- **GOAL**:
Every line that contains the word "screenshot" should be copied.

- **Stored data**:
____________

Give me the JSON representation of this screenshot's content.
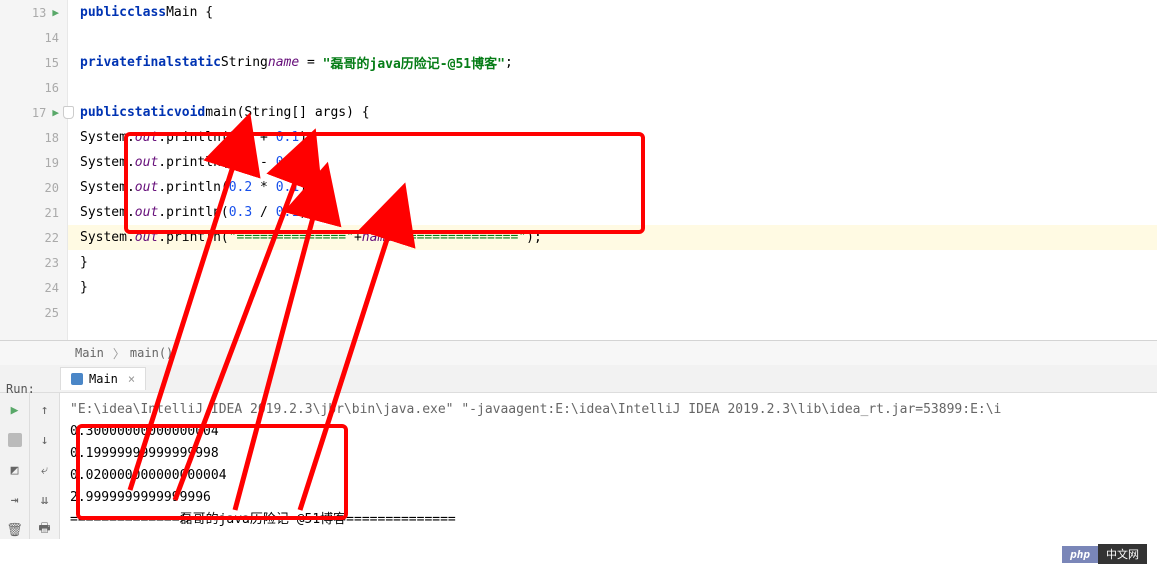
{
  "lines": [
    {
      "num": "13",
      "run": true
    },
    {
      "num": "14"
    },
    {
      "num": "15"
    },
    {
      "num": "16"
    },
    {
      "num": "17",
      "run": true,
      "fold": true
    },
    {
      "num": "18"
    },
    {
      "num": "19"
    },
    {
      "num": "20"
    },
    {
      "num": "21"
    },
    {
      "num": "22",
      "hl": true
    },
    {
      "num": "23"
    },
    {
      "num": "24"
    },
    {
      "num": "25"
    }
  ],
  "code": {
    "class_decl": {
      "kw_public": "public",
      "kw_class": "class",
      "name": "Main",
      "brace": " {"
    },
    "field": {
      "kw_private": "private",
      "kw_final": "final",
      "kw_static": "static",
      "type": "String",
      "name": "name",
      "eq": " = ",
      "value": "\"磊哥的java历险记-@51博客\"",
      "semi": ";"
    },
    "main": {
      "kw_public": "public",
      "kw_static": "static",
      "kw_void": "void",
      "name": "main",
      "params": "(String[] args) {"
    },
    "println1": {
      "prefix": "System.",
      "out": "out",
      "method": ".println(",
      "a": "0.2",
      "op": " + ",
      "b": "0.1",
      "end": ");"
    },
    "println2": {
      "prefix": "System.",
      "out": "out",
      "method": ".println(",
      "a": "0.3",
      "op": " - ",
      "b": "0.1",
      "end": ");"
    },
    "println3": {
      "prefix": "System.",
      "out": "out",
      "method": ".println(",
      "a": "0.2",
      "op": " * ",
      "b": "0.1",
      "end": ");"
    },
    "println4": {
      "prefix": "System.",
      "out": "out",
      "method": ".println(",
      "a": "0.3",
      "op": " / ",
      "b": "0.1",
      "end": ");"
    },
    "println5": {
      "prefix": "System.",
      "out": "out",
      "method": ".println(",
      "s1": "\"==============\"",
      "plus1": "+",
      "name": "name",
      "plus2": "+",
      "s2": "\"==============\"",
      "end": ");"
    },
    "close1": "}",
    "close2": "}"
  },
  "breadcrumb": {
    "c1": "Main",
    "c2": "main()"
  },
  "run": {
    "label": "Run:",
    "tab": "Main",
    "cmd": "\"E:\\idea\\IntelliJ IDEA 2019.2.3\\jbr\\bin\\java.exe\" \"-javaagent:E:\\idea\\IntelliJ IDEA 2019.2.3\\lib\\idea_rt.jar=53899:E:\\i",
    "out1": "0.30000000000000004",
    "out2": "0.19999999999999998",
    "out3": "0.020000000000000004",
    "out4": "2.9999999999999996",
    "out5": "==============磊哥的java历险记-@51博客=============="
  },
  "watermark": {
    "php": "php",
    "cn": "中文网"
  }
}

____________

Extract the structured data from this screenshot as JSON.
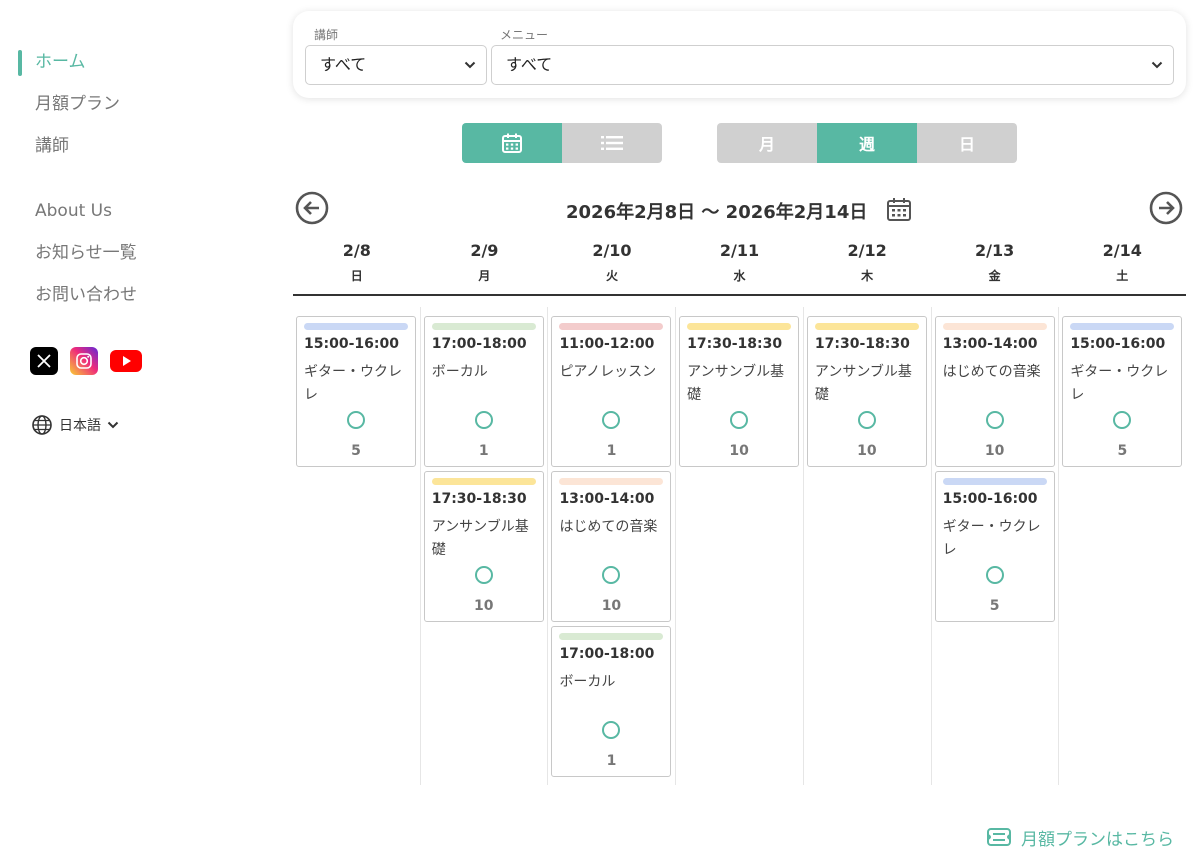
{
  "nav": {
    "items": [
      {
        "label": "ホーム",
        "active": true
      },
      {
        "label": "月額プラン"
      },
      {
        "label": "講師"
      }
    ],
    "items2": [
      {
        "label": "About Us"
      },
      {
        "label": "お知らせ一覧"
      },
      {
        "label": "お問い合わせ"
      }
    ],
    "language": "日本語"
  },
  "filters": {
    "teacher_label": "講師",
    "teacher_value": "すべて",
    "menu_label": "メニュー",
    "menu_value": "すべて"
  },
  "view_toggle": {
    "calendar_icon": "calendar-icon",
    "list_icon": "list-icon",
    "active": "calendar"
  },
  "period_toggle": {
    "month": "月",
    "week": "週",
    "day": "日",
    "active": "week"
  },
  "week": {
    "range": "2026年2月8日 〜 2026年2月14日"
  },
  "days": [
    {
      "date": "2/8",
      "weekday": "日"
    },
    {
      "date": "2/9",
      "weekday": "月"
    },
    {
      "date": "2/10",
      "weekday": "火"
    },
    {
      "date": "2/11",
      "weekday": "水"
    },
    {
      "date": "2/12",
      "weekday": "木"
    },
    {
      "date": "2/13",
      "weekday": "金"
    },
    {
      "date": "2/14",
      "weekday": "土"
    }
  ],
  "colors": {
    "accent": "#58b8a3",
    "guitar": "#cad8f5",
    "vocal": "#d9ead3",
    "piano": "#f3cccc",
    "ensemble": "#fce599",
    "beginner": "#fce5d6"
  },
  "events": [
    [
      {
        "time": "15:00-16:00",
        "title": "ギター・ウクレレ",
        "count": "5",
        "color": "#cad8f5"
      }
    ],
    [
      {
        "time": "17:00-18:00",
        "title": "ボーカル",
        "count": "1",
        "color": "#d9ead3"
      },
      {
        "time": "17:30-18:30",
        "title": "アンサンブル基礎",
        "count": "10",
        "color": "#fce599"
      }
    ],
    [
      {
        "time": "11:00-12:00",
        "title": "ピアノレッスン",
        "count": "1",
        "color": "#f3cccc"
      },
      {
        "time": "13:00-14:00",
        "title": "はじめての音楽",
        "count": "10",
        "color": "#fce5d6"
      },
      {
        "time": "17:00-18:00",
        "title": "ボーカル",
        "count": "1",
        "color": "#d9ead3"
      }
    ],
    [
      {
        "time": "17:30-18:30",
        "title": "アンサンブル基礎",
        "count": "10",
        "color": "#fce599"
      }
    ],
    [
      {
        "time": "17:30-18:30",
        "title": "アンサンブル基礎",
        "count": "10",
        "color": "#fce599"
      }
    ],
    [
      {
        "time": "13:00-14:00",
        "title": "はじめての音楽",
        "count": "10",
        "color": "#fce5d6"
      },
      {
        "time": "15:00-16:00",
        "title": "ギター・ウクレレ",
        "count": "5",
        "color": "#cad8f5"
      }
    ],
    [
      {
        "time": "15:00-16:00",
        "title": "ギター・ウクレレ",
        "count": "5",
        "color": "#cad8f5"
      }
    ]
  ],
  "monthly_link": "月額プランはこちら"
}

____________

- **EXERCISE ANSWER**:
Give me the JSON representation of this screenshot's content.
Extract the structured data from this screenshot as JSON.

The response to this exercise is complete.